▶ AIM
State how many lines in the records hold the word "années", giving the number and no other text.

▶ DATA ROWS
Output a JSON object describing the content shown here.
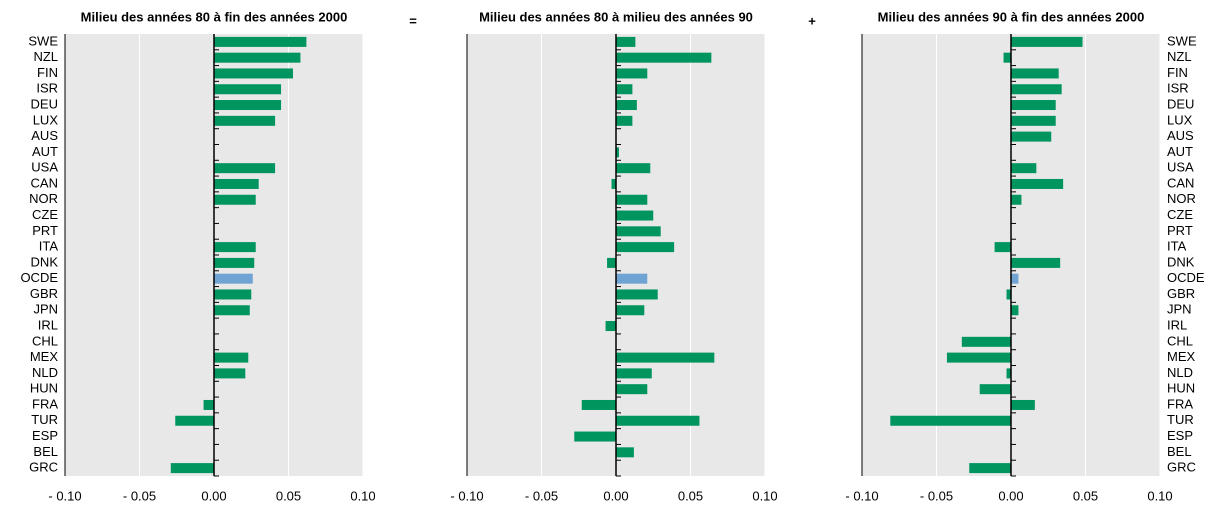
{
  "operators": [
    "=",
    "+"
  ],
  "chart_data": [
    {
      "type": "barh",
      "title": "Milieu des années 80 à fin des années 2000",
      "category_labels": "left",
      "categories": [
        "SWE",
        "NZL",
        "FIN",
        "ISR",
        "DEU",
        "LUX",
        "AUS",
        "AUT",
        "USA",
        "CAN",
        "NOR",
        "CZE",
        "PRT",
        "ITA",
        "DNK",
        "OCDE",
        "GBR",
        "JPN",
        "IRL",
        "CHL",
        "MEX",
        "NLD",
        "HUN",
        "FRA",
        "TUR",
        "ESP",
        "BEL",
        "GRC"
      ],
      "values": [
        0.062,
        0.058,
        0.053,
        0.045,
        0.045,
        0.041,
        0,
        0,
        0.041,
        0.03,
        0.028,
        0,
        0,
        0.028,
        0.027,
        0.026,
        0.025,
        0.024,
        0,
        0,
        0.023,
        0.021,
        0,
        -0.007,
        -0.026,
        0,
        0,
        -0.029
      ],
      "color": "#00945e",
      "highlight": {
        "category": "OCDE",
        "color": "#6fa3d3"
      },
      "xlim": [
        -0.1,
        0.1
      ],
      "xticks": [
        {
          "value": -0.1,
          "label": "- 0.10"
        },
        {
          "value": -0.05,
          "label": "- 0.05"
        },
        {
          "value": 0,
          "label": "0.00"
        },
        {
          "value": 0.05,
          "label": "0.05"
        },
        {
          "value": 0.1,
          "label": "0.10"
        }
      ],
      "grid": true
    },
    {
      "type": "barh",
      "title": "Milieu des années 80 à milieu des années 90",
      "category_labels": "none",
      "categories": [
        "SWE",
        "NZL",
        "FIN",
        "ISR",
        "DEU",
        "LUX",
        "AUS",
        "AUT",
        "USA",
        "CAN",
        "NOR",
        "CZE",
        "PRT",
        "ITA",
        "DNK",
        "OCDE",
        "GBR",
        "JPN",
        "IRL",
        "CHL",
        "MEX",
        "NLD",
        "HUN",
        "FRA",
        "TUR",
        "ESP",
        "BEL",
        "GRC"
      ],
      "values": [
        0.013,
        0.064,
        0.021,
        0.011,
        0.014,
        0.011,
        0,
        0.002,
        0.023,
        -0.003,
        0.021,
        0.025,
        0.03,
        0.039,
        -0.006,
        0.021,
        0.028,
        0.019,
        -0.007,
        0,
        0.066,
        0.024,
        0.021,
        -0.023,
        0.056,
        -0.028,
        0.012,
        0
      ],
      "color": "#00945e",
      "highlight": {
        "category": "OCDE",
        "color": "#6fa3d3"
      },
      "xlim": [
        -0.1,
        0.1
      ],
      "xticks": [
        {
          "value": -0.1,
          "label": "- 0.10"
        },
        {
          "value": -0.05,
          "label": "- 0.05"
        },
        {
          "value": 0,
          "label": "0.00"
        },
        {
          "value": 0.05,
          "label": "0.05"
        },
        {
          "value": 0.1,
          "label": "0.10"
        }
      ],
      "grid": true
    },
    {
      "type": "barh",
      "title": "Milieu des années 90 à fin des années 2000",
      "category_labels": "right",
      "categories": [
        "SWE",
        "NZL",
        "FIN",
        "ISR",
        "DEU",
        "LUX",
        "AUS",
        "AUT",
        "USA",
        "CAN",
        "NOR",
        "CZE",
        "PRT",
        "ITA",
        "DNK",
        "OCDE",
        "GBR",
        "JPN",
        "IRL",
        "CHL",
        "MEX",
        "NLD",
        "HUN",
        "FRA",
        "TUR",
        "ESP",
        "BEL",
        "GRC"
      ],
      "values": [
        0.048,
        -0.005,
        0.032,
        0.034,
        0.03,
        0.03,
        0.027,
        0,
        0.017,
        0.035,
        0.007,
        0,
        0,
        -0.011,
        0.033,
        0.005,
        -0.003,
        0.005,
        0,
        -0.033,
        -0.043,
        -0.003,
        -0.021,
        0.016,
        -0.081,
        0,
        0,
        -0.028
      ],
      "color": "#00945e",
      "highlight": {
        "category": "OCDE",
        "color": "#6fa3d3"
      },
      "xlim": [
        -0.1,
        0.1
      ],
      "xticks": [
        {
          "value": -0.1,
          "label": "- 0.10"
        },
        {
          "value": -0.05,
          "label": "- 0.05"
        },
        {
          "value": 0,
          "label": "0.00"
        },
        {
          "value": 0.05,
          "label": "0.05"
        },
        {
          "value": 0.1,
          "label": "0.10"
        }
      ],
      "grid": true
    }
  ]
}
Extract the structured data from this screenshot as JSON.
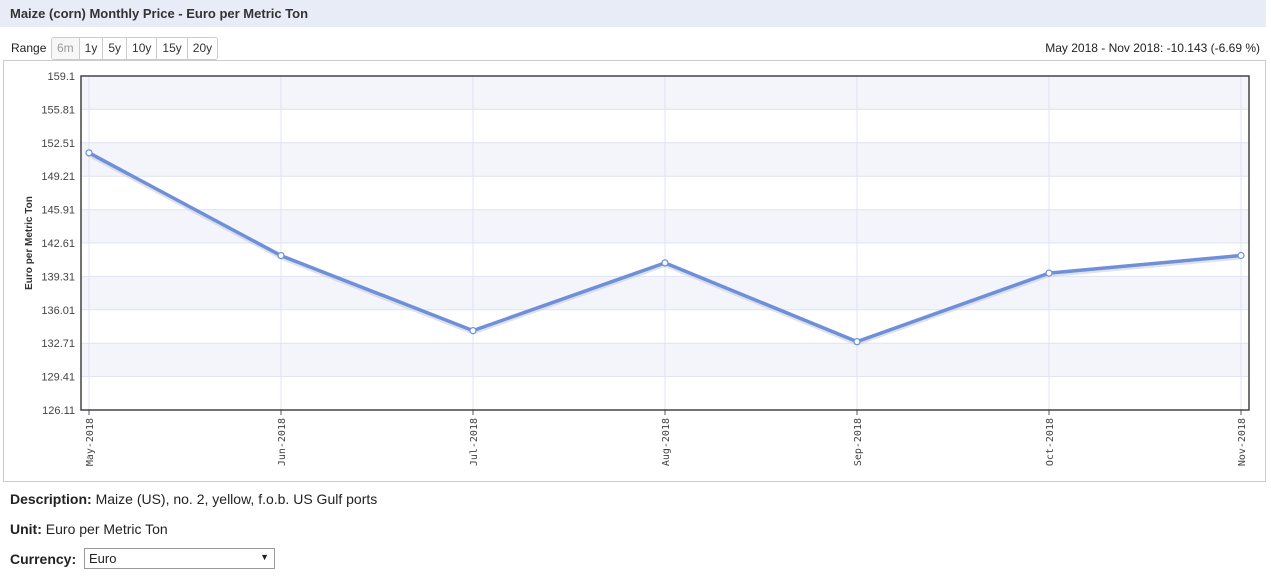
{
  "header": {
    "title": "Maize (corn) Monthly Price - Euro per Metric Ton"
  },
  "range": {
    "label": "Range",
    "buttons": [
      {
        "label": "6m",
        "disabled": true
      },
      {
        "label": "1y",
        "disabled": false
      },
      {
        "label": "5y",
        "disabled": false
      },
      {
        "label": "10y",
        "disabled": false
      },
      {
        "label": "15y",
        "disabled": false
      },
      {
        "label": "20y",
        "disabled": false
      }
    ],
    "summary": "May 2018 - Nov 2018: -10.143 (-6.69 %)"
  },
  "chart_data": {
    "type": "line",
    "title": "",
    "xlabel": "",
    "ylabel": "Euro per Metric Ton",
    "categories": [
      "May-2018",
      "Jun-2018",
      "Jul-2018",
      "Aug-2018",
      "Sep-2018",
      "Oct-2018",
      "Nov-2018"
    ],
    "series": [
      {
        "values": [
          151.51,
          141.36,
          133.95,
          140.64,
          132.86,
          139.63,
          141.37
        ]
      }
    ],
    "y_ticks": [
      "159.1",
      "155.81",
      "152.51",
      "149.21",
      "145.91",
      "142.61",
      "139.31",
      "136.01",
      "132.71",
      "129.41",
      "126.11"
    ],
    "ylim": [
      126.11,
      159.1
    ],
    "grid": true,
    "line_color": "#6f8fd8",
    "band_color": "#f3f5fb"
  },
  "info": {
    "description_label": "Description:",
    "description_value": "Maize (US), no. 2, yellow, f.o.b. US Gulf ports",
    "unit_label": "Unit:",
    "unit_value": "Euro per Metric Ton",
    "currency_label": "Currency:",
    "currency_value": "Euro"
  }
}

▶ TASK OUTPUT
3